- Objectives -
a) In the book review, how old was Rolf when he died of pneumonia?
b) Shorten the book review's paragraph that begins "The Nazi Party is reshaping German life" while keeping its main facts.

- Source -
-- START --
Tuesday, May 30, 2023

"Gerti's War: A Journal Of Life Inside The Wehrmacht"

Gerti's War
"What did you do in the war?" That was the question Chicoan Lois Buchter put to cousin Gertrude Leicht during Buchter's visit with her extended family in Germany. The answer astonished her. Drawing on Gertrude's journal as well as family stories, Buchter created what she calls a "non-fiction novel," a first-person account of life in Hitler's Germany and into the post-war world.

"Gerti's War: A Journal Of Life Inside The Wehrmacht" ($16.99 in paperback from Evershine Press; also for Amazon Kindle) is a memorial to the courage of a young woman, who at age 14 in 1938, adoring her Papa, Mutti, and older brother Rolf, finds Hitler's propaganda creeping into every area of her life. "We have a new teacher who makes us stand and say 'Heil Hitler' every time she enters or leaves the room," Gerti tells her mother; "I don't like her." 

The Nazi Party is reshaping German life, in big and small ways. "Red swastika flags stand outside our school and in front of the city offices. Political posters decorate the train station depicting Hitler as a lover of children." She and best friend Marta are hauled into the principal's office "where we were threatened with expulsion from school for pacifist troublemaking." 

Such "troublemaking" puts Gerti's whole family at risk; as the war effort expands the reader senses her growing awareness of the dangers of dissent. Rolf dies of pneumonia at 17 after saving a boy about to drown in frigid waters, yet Rolf's hope for a better future than offered by Hitler Youth spurs Gerti to start a journal.
-- END --
- Data lines -
-- START --
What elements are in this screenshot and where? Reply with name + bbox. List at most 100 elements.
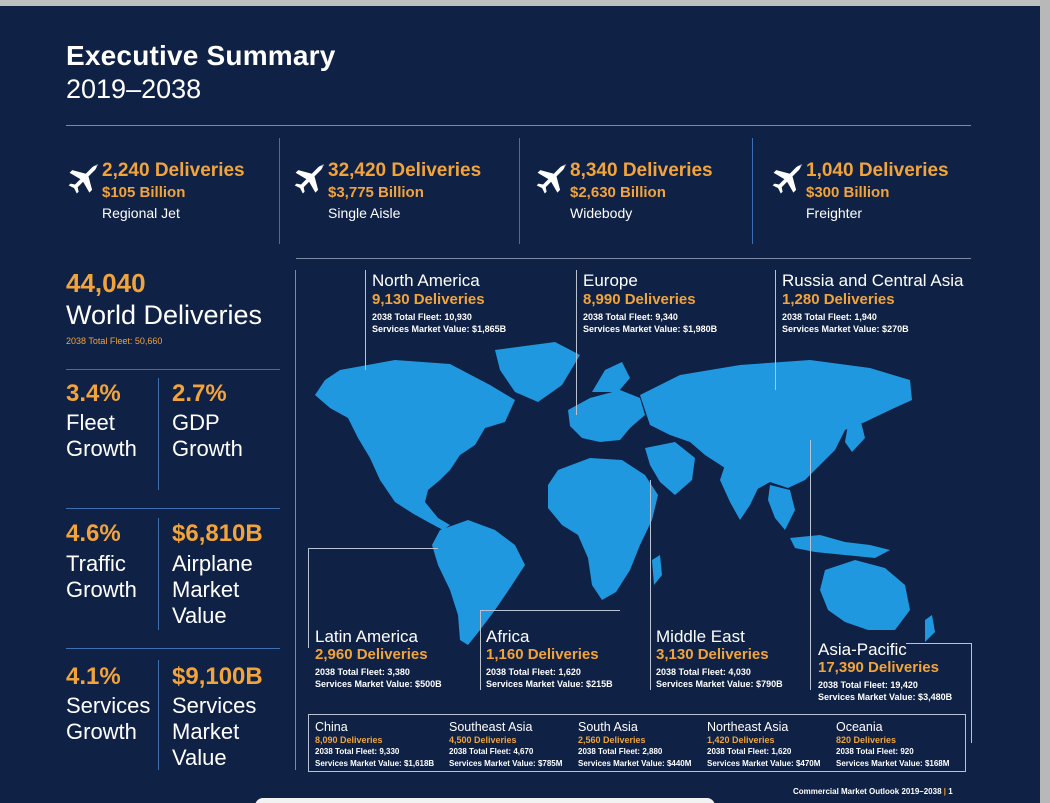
-- END --
- Solutions by task -
a) He was 17.

b) The Nazi Party changes German life in large and small ways. Red swastika flags stand outside Gerti's school and the city offices, and posters at the train station show Hitler as a lover of children. Gerti and her best friend Marta are called to the principal's office and threatened with expulsion for "pacifist troublemaking."